TASK: Look through the lines below and extract each one that contains "lack".

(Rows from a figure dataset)
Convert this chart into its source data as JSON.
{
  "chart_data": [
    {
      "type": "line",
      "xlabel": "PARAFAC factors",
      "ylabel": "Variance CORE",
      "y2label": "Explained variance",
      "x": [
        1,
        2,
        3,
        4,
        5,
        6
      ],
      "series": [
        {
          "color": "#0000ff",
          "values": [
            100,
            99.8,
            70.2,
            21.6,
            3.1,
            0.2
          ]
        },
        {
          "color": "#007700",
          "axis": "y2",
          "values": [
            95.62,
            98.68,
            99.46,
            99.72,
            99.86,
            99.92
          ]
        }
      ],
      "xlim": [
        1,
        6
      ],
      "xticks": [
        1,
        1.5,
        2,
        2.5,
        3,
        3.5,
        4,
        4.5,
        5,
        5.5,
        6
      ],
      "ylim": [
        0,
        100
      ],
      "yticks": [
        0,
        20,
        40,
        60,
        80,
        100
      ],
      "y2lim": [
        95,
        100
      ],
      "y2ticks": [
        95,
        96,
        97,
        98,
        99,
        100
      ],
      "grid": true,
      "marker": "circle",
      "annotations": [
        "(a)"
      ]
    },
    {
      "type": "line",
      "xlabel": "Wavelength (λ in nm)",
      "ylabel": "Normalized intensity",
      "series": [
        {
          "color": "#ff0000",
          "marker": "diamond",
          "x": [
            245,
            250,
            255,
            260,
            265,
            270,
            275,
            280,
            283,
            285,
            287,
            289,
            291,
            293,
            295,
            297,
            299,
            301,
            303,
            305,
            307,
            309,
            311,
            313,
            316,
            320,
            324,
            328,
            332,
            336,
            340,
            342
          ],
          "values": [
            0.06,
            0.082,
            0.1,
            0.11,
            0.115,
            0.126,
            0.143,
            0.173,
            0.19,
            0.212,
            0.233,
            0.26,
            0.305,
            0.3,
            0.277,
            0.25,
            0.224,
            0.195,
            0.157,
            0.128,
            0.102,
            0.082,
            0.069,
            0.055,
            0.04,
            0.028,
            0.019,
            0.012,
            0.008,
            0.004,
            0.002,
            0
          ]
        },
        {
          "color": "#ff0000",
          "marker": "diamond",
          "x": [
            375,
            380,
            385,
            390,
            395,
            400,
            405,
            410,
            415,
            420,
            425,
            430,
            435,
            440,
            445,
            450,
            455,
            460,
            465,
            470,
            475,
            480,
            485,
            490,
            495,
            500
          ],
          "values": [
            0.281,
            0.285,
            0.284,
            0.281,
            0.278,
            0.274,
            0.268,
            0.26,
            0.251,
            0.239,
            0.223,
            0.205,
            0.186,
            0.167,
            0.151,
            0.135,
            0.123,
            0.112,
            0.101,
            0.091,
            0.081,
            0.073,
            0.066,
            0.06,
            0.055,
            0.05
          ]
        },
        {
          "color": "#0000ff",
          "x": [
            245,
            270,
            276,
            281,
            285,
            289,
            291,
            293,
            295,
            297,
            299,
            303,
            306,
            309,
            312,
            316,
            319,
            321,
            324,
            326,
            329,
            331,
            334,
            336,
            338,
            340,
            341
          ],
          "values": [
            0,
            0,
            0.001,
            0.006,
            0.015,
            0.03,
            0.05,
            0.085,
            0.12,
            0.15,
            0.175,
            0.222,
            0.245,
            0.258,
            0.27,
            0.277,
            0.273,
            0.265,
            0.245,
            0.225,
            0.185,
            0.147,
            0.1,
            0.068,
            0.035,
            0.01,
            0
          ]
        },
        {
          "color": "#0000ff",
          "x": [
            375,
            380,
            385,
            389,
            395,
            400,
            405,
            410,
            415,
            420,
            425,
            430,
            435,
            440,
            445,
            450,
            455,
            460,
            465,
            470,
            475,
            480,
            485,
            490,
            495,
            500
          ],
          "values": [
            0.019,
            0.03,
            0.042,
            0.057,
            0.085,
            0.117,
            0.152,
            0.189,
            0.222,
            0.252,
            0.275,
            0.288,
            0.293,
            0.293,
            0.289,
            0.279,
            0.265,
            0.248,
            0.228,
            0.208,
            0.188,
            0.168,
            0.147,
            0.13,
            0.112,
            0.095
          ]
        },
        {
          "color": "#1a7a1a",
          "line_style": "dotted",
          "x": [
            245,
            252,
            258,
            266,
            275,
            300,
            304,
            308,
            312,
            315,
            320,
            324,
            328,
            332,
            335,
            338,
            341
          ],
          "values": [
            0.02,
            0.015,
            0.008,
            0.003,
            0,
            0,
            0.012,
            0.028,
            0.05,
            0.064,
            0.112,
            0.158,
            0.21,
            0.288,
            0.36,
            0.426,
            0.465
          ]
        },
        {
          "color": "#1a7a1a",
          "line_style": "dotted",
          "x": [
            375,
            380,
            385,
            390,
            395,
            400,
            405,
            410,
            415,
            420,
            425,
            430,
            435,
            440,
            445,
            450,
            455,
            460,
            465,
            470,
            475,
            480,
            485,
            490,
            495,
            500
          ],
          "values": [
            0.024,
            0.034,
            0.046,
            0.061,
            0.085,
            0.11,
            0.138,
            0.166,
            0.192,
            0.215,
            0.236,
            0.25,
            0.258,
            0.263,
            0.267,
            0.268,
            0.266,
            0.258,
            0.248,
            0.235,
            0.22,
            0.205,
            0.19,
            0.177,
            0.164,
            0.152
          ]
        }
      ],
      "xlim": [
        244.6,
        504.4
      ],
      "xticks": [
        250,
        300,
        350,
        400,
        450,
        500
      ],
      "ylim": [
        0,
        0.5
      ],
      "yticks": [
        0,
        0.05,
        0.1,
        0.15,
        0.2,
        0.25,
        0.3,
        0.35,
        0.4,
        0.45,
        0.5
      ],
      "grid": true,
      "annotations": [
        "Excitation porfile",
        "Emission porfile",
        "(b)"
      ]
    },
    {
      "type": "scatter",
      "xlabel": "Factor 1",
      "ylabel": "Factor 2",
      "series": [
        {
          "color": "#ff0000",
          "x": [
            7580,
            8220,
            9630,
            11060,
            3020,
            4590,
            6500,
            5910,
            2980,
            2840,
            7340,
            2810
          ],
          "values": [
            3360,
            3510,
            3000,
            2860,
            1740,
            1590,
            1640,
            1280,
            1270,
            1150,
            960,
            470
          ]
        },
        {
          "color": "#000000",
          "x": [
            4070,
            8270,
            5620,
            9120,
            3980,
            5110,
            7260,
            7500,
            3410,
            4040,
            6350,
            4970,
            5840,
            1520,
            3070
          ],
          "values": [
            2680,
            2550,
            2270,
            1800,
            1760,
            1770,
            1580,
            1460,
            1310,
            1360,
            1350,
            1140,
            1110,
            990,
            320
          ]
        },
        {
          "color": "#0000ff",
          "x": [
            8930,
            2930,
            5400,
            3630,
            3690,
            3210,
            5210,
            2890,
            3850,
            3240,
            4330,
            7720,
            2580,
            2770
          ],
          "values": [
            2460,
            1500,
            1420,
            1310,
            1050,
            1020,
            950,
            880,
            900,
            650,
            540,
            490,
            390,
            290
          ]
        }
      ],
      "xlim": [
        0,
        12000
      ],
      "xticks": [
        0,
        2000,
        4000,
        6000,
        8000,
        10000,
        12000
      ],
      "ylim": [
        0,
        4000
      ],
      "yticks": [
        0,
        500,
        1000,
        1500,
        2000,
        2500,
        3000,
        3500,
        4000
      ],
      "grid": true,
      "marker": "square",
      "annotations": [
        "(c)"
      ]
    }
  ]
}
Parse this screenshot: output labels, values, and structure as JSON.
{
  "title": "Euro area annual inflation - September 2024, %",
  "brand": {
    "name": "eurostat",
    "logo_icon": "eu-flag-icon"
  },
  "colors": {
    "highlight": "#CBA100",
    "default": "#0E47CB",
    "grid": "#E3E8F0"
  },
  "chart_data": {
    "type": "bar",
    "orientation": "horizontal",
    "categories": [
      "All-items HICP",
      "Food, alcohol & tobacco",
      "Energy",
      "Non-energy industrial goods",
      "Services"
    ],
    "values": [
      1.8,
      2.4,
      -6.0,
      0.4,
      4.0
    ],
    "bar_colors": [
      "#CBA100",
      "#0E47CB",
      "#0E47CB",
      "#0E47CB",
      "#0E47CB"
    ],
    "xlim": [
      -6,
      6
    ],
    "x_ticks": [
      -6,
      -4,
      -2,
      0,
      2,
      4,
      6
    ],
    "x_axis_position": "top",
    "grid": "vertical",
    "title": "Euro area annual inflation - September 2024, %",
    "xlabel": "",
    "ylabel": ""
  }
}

* * *

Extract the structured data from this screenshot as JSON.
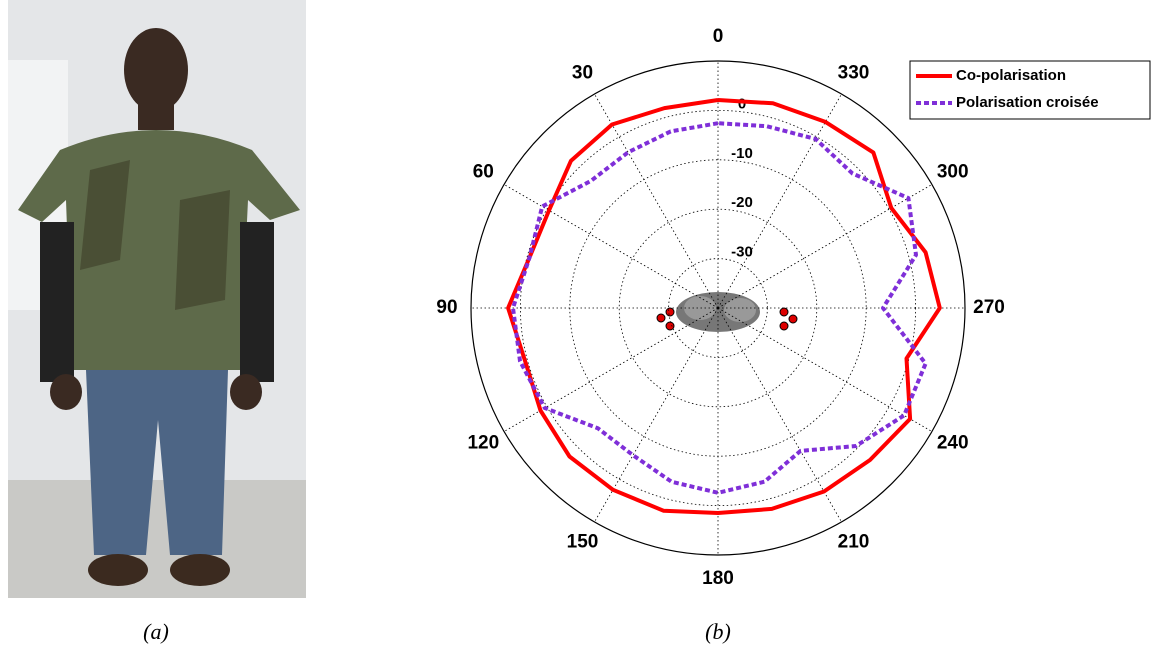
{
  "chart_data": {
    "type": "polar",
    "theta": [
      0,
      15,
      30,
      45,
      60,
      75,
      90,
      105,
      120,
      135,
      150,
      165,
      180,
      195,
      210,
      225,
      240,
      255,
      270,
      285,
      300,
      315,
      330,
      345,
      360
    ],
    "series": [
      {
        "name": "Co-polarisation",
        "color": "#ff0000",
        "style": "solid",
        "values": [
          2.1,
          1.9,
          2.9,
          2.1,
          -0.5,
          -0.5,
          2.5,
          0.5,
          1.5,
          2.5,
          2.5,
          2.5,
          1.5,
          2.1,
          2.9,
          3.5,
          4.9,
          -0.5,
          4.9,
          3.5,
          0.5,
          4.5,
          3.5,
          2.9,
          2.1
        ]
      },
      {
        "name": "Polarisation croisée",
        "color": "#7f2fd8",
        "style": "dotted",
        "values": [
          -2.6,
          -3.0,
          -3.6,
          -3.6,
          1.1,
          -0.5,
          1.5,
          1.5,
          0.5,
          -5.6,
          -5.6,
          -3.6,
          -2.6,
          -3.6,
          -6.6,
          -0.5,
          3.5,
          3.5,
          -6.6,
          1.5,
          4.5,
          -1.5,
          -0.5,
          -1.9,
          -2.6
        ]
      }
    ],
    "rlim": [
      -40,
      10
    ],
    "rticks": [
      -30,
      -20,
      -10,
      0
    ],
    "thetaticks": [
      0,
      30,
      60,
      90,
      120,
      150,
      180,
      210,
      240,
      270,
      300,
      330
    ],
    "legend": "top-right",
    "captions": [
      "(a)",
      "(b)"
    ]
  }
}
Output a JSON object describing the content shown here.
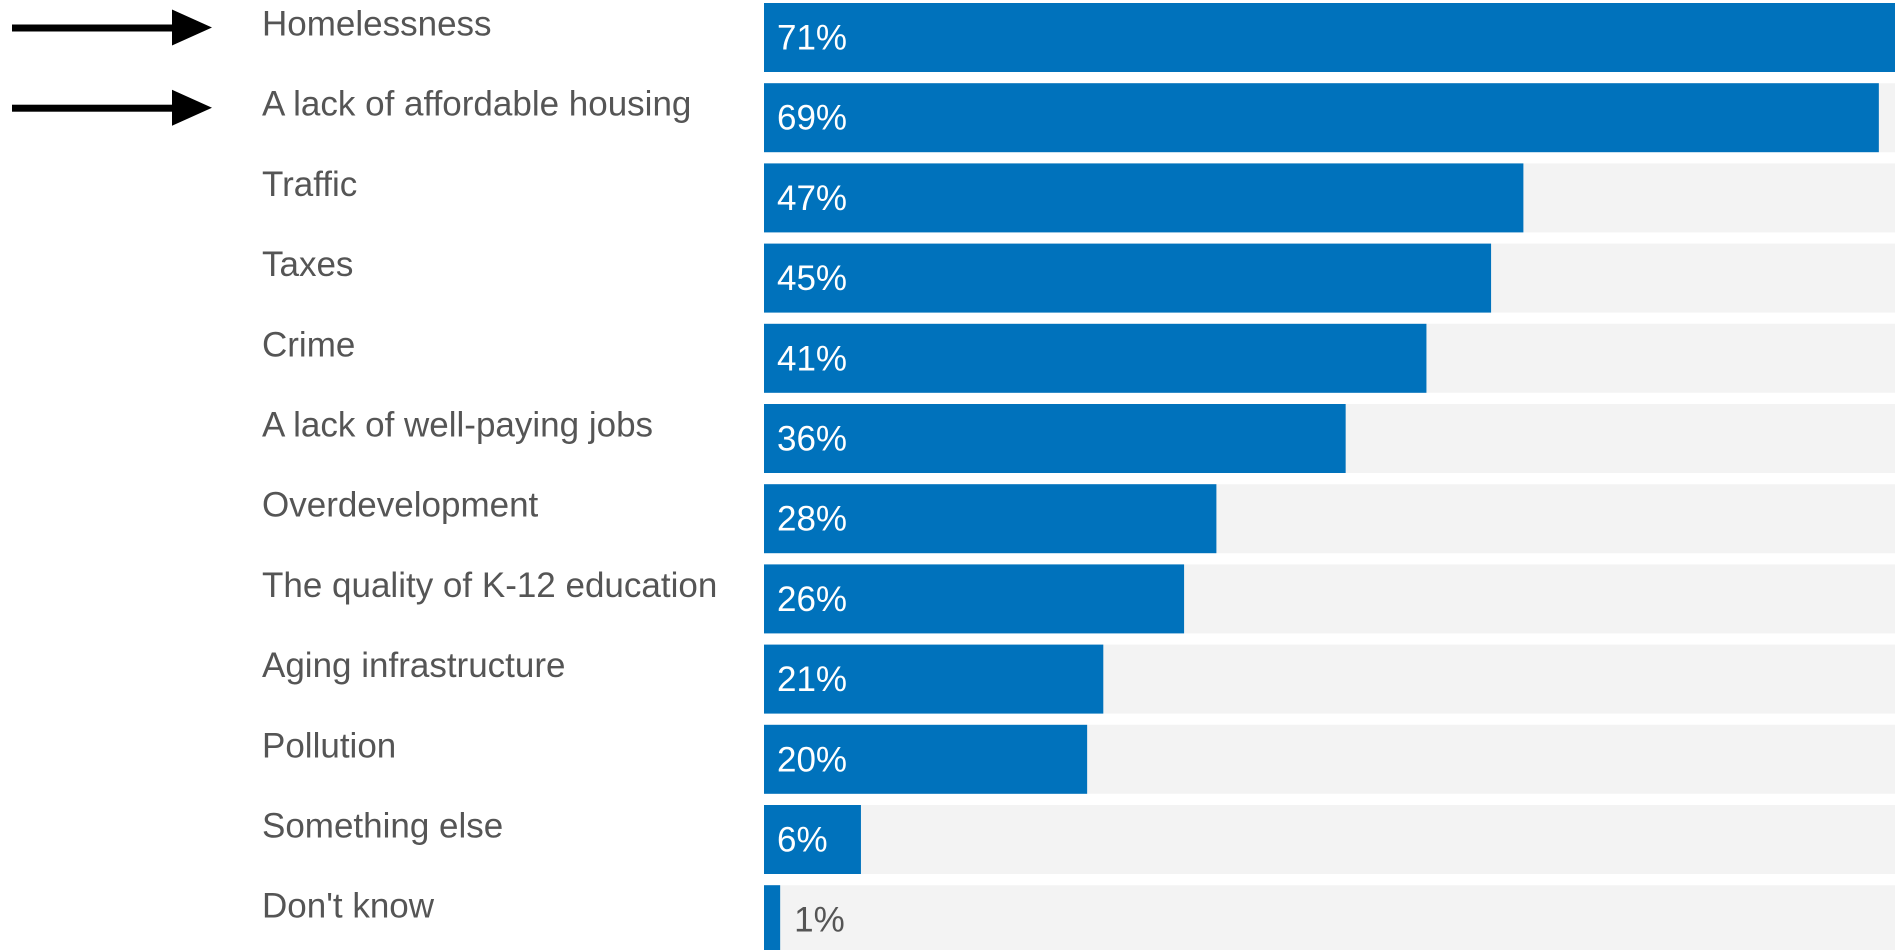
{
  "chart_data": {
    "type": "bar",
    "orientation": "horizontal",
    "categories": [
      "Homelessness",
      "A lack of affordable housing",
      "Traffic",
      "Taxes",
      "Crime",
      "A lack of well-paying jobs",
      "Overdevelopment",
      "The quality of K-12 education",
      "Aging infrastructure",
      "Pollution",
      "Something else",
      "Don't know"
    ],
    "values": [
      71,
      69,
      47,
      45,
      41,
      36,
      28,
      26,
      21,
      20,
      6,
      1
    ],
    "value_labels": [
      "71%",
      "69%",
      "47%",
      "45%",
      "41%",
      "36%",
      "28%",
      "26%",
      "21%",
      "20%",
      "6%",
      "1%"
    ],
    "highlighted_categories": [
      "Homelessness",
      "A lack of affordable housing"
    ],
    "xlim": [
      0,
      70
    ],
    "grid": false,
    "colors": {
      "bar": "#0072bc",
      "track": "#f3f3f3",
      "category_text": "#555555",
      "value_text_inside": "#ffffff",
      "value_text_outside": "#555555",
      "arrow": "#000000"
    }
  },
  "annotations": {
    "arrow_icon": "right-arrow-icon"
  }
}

OUTPUT FOR THIS EXERCISE:
      "A lack of affordable housing",
      "A lack of well-paying jobs",
      "A lack of affordable housing"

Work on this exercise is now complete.